Given information ▸

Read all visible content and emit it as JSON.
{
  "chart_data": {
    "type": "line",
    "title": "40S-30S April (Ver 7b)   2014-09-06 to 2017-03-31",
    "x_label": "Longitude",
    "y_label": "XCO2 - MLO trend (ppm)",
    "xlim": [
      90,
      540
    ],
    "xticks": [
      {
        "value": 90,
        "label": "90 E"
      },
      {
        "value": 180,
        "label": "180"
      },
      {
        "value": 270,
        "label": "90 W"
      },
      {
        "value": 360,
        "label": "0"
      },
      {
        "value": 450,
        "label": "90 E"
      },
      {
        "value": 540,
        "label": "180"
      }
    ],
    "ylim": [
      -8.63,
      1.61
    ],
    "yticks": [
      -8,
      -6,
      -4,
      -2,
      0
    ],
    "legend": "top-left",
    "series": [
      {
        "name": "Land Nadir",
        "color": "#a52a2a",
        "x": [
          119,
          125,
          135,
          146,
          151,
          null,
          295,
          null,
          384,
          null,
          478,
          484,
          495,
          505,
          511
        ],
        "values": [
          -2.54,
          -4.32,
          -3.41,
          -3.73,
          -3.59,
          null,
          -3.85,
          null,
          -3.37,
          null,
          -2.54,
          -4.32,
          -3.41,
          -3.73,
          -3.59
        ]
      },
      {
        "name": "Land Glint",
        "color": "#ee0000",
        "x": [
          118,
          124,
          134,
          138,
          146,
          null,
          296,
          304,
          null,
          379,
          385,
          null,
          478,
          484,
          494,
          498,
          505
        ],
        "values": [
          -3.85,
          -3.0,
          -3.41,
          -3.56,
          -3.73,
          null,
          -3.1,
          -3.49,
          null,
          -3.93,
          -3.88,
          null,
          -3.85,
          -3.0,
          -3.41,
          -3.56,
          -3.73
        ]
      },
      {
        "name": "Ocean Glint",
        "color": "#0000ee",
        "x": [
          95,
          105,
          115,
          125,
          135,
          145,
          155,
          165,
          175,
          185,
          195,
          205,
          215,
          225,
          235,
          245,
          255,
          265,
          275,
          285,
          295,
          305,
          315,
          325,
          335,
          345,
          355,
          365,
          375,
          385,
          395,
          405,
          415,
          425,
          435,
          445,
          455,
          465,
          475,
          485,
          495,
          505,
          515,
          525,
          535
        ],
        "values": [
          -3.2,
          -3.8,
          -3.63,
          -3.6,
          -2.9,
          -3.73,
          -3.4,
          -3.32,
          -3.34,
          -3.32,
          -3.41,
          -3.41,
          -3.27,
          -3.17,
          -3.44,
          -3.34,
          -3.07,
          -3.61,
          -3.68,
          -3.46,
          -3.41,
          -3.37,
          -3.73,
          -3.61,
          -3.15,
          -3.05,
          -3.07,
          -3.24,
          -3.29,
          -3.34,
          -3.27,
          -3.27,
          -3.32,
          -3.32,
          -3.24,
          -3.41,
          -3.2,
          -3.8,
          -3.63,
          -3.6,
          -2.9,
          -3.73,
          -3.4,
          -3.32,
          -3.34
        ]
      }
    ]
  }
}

Problem description ▸ Copy out the whole listing exactly as written.

Completed exercise ▸
Read all visible content and emit it as JSON.
{
  "chart_data": {
    "type": "line",
    "title": "40S-30S April (Ver 7b)   2014-09-06 to 2017-03-31",
    "x_label": "Longitude",
    "y_label": "XCO2 - MLO trend (ppm)",
    "xlim": [
      90,
      540
    ],
    "xticks": [
      {
        "value": 90,
        "label": "90 E"
      },
      {
        "value": 180,
        "label": "180"
      },
      {
        "value": 270,
        "label": "90 W"
      },
      {
        "value": 360,
        "label": "0"
      },
      {
        "value": 450,
        "label": "90 E"
      },
      {
        "value": 540,
        "label": "180"
      }
    ],
    "ylim": [
      -8.63,
      1.61
    ],
    "yticks": [
      -8,
      -6,
      -4,
      -2,
      0
    ],
    "legend": "top-left",
    "series": [
      {
        "name": "Land Nadir",
        "color": "#a52a2a",
        "x": [
          119,
          125,
          135,
          146,
          151,
          null,
          295,
          null,
          384,
          null,
          478,
          484,
          495,
          505,
          511
        ],
        "values": [
          -2.54,
          -4.32,
          -3.41,
          -3.73,
          -3.59,
          null,
          -3.85,
          null,
          -3.37,
          null,
          -2.54,
          -4.32,
          -3.41,
          -3.73,
          -3.59
        ]
      },
      {
        "name": "Land Glint",
        "color": "#ee0000",
        "x": [
          118,
          124,
          134,
          138,
          146,
          null,
          296,
          304,
          null,
          379,
          385,
          null,
          478,
          484,
          494,
          498,
          505
        ],
        "values": [
          -3.85,
          -3.0,
          -3.41,
          -3.56,
          -3.73,
          null,
          -3.1,
          -3.49,
          null,
          -3.93,
          -3.88,
          null,
          -3.85,
          -3.0,
          -3.41,
          -3.56,
          -3.73
        ]
      },
      {
        "name": "Ocean Glint",
        "color": "#0000ee",
        "x": [
          95,
          105,
          115,
          125,
          135,
          145,
          155,
          165,
          175,
          185,
          195,
          205,
          215,
          225,
          235,
          245,
          255,
          265,
          275,
          285,
          295,
          305,
          315,
          325,
          335,
          345,
          355,
          365,
          375,
          385,
          395,
          405,
          415,
          425,
          435,
          445,
          455,
          465,
          475,
          485,
          495,
          505,
          515,
          525,
          535
        ],
        "values": [
          -3.2,
          -3.8,
          -3.63,
          -3.6,
          -2.9,
          -3.73,
          -3.4,
          -3.32,
          -3.34,
          -3.32,
          -3.41,
          -3.41,
          -3.27,
          -3.17,
          -3.44,
          -3.34,
          -3.07,
          -3.61,
          -3.68,
          -3.46,
          -3.41,
          -3.37,
          -3.73,
          -3.61,
          -3.15,
          -3.05,
          -3.07,
          -3.24,
          -3.29,
          -3.34,
          -3.27,
          -3.27,
          -3.32,
          -3.32,
          -3.24,
          -3.41,
          -3.2,
          -3.8,
          -3.63,
          -3.6,
          -2.9,
          -3.73,
          -3.4,
          -3.32,
          -3.34
        ]
      }
    ]
  }
}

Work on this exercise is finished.